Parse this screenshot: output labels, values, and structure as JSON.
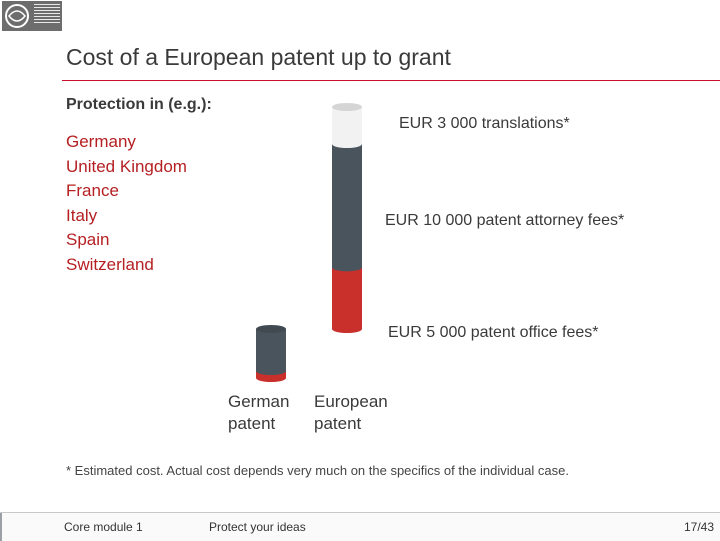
{
  "slide": {
    "title": "Cost of a European patent up to grant",
    "heading": "Protection in (e.g.):",
    "countries": [
      "Germany",
      "United Kingdom",
      "France",
      "Italy",
      "Spain",
      "Switzerland"
    ],
    "footnote": "* Estimated cost. Actual cost depends very much on the specifics of the individual case."
  },
  "chart_data": {
    "type": "bar",
    "stacked": true,
    "categories": [
      "German patent",
      "European patent"
    ],
    "category_lines": [
      [
        "German",
        "patent"
      ],
      [
        "European",
        "patent"
      ]
    ],
    "series": [
      {
        "label": "EUR 5 000 patent office fees*",
        "values": [
          null,
          5000
        ],
        "color": "#c9302c"
      },
      {
        "label": "EUR 10 000 patent attorney fees*",
        "values": [
          null,
          10000
        ],
        "color": "#4a545c"
      },
      {
        "label": "EUR 3 000 translations*",
        "values": [
          null,
          3000
        ],
        "color": "#f2f2f2"
      }
    ],
    "german_patent_bar_shown": true,
    "ylim": [
      0,
      18000
    ],
    "grid": false,
    "legend": "none"
  },
  "footer": {
    "module": "Core module 1",
    "tagline": "Protect your ideas",
    "page": "17/43"
  }
}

— WHAT YOU SHOULD DO —
Print each of the records above exactly as written, leaving no picture in the copy.

— SOLUTION FOR THIS PROBLEM —
Parse this screenshot: output labels, values, and structure as JSON.
{
  "slide": {
    "title": "Cost of a European patent up to grant",
    "heading": "Protection in (e.g.):",
    "countries": [
      "Germany",
      "United Kingdom",
      "France",
      "Italy",
      "Spain",
      "Switzerland"
    ],
    "footnote": "* Estimated cost. Actual cost depends very much on the specifics of the individual case."
  },
  "chart_data": {
    "type": "bar",
    "stacked": true,
    "categories": [
      "German patent",
      "European patent"
    ],
    "category_lines": [
      [
        "German",
        "patent"
      ],
      [
        "European",
        "patent"
      ]
    ],
    "series": [
      {
        "label": "EUR 5 000 patent office fees*",
        "values": [
          null,
          5000
        ],
        "color": "#c9302c"
      },
      {
        "label": "EUR 10 000 patent attorney fees*",
        "values": [
          null,
          10000
        ],
        "color": "#4a545c"
      },
      {
        "label": "EUR 3 000 translations*",
        "values": [
          null,
          3000
        ],
        "color": "#f2f2f2"
      }
    ],
    "german_patent_bar_shown": true,
    "ylim": [
      0,
      18000
    ],
    "grid": false,
    "legend": "none"
  },
  "footer": {
    "module": "Core module 1",
    "tagline": "Protect your ideas",
    "page": "17/43"
  }
}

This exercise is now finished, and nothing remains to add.